**Document segment**
Re: Employment Agreement
Exhibit 10.19
Xxxx Xxxxxx
000 Xxxx Xxxxxxx Xxx
Xxx Xxxx, XX 00000
Dear Xxxx,
This letter sets forth the terms of your continued employment with Stratex Networks, Inc. (the
“Company”) as well as our understanding with respect to any termination of that employment
relationship. This Agreement is effective as of April 1, 2006.
1. Position and Duties. You are employed by the Company as its Vice President,
Business Development, reporting to me. You accept continued employment with the Company on the
terms and conditions set forth in this Agreement, and you agree to devote your time, energy and
skill to your duties at the Company.
2. Term of Employment. Your employment with the Company is for no specified term,
and may be terminated by you or the Company at any time, with or without cause, subject to the
provisions of Paragraphs 4 and 5 below.

**Data**
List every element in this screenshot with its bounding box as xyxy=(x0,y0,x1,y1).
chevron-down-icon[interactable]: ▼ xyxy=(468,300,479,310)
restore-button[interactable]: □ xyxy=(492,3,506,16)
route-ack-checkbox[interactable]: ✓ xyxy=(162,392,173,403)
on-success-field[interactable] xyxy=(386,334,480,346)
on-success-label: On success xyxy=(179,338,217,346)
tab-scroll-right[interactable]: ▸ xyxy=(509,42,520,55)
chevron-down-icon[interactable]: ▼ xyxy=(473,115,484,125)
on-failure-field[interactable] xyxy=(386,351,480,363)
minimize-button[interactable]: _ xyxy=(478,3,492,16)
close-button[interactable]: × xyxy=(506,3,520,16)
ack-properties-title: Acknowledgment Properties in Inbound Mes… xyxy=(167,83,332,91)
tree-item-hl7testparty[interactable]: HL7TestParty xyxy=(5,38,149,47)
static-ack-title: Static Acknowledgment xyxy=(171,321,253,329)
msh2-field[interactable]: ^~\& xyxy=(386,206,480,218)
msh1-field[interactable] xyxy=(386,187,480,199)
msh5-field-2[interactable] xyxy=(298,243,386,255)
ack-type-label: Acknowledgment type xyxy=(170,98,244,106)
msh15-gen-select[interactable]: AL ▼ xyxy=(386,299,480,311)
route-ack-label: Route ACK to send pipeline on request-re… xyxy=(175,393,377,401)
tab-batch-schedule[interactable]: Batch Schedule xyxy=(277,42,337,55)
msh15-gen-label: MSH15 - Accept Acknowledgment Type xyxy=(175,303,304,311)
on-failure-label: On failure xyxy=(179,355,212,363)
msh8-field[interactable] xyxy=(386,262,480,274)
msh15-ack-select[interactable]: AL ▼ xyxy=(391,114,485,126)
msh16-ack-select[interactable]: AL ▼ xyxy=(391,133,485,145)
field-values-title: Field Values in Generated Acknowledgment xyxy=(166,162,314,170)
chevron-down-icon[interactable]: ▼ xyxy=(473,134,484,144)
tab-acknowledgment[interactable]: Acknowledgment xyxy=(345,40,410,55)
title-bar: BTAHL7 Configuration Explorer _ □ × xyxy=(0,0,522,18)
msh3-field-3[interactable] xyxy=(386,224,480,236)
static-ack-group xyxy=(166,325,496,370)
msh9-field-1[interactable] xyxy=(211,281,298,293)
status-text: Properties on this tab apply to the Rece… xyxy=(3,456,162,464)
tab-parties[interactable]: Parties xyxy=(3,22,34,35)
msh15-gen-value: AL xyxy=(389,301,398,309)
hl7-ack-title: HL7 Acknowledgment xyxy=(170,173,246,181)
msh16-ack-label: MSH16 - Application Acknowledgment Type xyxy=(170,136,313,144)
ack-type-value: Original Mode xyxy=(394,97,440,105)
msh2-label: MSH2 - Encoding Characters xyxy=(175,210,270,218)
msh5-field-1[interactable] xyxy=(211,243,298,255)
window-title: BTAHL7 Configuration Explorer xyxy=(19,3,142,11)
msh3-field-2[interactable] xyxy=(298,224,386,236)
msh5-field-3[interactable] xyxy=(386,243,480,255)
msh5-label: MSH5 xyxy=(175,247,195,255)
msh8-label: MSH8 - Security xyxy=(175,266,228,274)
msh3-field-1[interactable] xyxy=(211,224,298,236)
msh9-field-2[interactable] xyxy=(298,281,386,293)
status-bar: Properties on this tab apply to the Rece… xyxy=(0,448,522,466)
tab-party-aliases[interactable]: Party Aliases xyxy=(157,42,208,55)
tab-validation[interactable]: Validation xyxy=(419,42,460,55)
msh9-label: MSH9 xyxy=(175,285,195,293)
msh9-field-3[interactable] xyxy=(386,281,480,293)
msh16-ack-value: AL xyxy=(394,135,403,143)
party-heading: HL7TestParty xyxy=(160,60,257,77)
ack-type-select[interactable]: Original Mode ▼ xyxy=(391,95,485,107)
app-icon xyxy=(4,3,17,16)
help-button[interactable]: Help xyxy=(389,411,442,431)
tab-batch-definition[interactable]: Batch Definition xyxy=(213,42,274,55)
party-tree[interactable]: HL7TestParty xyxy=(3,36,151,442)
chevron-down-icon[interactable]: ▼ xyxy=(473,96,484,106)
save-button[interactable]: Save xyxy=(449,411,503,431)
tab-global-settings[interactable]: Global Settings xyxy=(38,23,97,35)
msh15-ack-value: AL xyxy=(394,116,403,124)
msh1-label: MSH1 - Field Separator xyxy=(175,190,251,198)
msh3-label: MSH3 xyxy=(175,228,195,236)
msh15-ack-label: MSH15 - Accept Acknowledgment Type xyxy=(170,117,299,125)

**Study questions**
1. According to the employment letter, on what date does the agreement take effect?
2. Write a continuation of the employment letter that picks up right after its final sentence.

**Responses**
1. April 1, 2006

2.
3. Compensation. You will be compensated by the Company for your services as
follows:
a. Salary: Effective April 1, 2006, you will be paid a monthly base salary of
$21,667.00, less applicable withholding, in accordance with the Company’s normal payroll
procedures. Your salary may be reviewed from time to time, and may be subject to adjustment based
upon various factors including, but not limited to, your performance and the Company’s
profitability. Any adjustment to your salary shall be made at the sole discretion of the Company.
Your base salary will not be reduced except as part of a salary reduction program that similarly
affects all members of the executive staff reporting to the Chief Executive Officer of the Company.
b. Bonus: To the extent that the Company has one, you will be eligible to participate
in any Company executive incentive bonus plan.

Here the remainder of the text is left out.